Task details: Find and copy lines holding "времени".

Source material:
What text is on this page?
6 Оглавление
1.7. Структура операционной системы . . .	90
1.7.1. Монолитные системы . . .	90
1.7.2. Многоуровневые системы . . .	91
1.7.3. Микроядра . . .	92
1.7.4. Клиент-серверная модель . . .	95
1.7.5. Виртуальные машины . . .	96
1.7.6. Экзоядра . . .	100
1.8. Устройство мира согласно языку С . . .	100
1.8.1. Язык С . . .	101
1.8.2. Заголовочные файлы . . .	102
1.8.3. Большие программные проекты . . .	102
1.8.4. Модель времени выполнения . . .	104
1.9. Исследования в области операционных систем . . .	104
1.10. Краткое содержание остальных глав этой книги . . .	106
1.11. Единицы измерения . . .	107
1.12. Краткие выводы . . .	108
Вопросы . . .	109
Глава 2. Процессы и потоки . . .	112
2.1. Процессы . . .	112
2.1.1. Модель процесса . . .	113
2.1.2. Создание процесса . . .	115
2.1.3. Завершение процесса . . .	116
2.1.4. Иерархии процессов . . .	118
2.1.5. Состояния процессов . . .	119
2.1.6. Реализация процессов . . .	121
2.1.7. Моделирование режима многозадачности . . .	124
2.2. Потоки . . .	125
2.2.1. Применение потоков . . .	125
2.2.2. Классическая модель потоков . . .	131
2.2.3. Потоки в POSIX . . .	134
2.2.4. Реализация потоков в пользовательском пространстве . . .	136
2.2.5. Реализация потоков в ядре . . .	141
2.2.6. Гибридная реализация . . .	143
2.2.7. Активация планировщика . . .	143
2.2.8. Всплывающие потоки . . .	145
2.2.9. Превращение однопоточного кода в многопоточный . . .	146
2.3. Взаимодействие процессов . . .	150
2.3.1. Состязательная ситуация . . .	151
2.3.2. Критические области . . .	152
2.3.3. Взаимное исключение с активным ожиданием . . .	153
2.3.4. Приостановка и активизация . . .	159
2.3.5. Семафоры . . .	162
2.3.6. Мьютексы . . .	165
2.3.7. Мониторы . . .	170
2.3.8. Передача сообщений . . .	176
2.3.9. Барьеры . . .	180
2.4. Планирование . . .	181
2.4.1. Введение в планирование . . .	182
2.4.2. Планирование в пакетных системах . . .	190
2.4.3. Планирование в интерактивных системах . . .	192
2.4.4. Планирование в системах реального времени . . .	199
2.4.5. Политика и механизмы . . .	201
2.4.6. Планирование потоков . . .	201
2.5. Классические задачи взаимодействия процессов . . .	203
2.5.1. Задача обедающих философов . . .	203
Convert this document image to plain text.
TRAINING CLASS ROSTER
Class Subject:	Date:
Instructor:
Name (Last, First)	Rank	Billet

Response:
1.8.4. Модель времени выполнения . . .	104
2.4.4. Планирование в системах реального времени . . .	199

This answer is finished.